**Data listing:**
===

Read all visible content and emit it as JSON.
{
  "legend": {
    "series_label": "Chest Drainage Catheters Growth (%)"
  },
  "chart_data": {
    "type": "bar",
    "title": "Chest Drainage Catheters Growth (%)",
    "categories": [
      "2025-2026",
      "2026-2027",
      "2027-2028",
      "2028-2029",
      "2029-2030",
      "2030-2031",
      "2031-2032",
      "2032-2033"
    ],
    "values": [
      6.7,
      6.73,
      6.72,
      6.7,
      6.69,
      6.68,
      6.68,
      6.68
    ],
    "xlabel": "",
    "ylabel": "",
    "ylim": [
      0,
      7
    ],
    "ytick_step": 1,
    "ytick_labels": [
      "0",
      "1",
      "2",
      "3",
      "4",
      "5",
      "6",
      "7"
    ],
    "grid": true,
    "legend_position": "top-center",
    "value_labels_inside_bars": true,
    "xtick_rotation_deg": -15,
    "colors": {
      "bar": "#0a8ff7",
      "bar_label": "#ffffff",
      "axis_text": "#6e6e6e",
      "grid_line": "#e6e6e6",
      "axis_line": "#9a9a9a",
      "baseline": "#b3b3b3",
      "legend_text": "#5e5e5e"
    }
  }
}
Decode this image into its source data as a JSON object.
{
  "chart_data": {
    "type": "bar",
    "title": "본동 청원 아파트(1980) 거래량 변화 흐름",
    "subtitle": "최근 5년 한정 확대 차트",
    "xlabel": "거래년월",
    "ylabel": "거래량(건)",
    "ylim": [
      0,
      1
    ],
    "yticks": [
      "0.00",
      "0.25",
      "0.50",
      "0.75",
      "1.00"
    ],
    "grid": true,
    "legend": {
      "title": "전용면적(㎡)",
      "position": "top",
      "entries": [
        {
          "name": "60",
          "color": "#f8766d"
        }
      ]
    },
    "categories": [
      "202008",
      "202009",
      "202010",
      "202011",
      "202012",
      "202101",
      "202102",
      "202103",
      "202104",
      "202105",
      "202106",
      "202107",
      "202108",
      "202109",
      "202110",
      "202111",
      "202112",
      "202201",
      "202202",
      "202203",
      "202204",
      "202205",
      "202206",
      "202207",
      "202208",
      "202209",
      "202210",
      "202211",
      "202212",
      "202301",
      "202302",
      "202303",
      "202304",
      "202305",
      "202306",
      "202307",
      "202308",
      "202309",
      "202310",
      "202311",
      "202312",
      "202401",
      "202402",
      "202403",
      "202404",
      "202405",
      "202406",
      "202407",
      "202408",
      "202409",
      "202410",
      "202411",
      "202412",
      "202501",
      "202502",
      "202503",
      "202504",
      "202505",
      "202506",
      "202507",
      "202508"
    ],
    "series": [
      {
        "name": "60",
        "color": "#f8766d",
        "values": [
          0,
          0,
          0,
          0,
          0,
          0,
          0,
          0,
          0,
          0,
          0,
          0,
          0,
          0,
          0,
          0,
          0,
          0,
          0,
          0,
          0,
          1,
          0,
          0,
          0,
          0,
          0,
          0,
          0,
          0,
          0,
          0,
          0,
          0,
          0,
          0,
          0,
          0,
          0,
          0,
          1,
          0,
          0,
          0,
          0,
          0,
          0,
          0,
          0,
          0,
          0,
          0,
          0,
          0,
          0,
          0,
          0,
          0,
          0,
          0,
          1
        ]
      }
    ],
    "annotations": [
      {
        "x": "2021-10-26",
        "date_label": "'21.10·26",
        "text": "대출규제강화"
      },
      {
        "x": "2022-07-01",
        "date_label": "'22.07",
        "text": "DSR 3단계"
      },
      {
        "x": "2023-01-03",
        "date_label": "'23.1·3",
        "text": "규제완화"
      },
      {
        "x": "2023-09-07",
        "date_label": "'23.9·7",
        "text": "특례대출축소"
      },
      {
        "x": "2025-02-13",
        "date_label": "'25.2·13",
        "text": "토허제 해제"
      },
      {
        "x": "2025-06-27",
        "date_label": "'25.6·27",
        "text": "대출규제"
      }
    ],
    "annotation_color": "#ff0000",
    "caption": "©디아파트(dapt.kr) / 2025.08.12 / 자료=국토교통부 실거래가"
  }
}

===

Find and copy every line in the entries above where the string "Chest" occurs.

**Reply to the exercise:**
    "series_label": "Chest Drainage Catheters Growth (%)"
    "title": "Chest Drainage Catheters Growth (%)",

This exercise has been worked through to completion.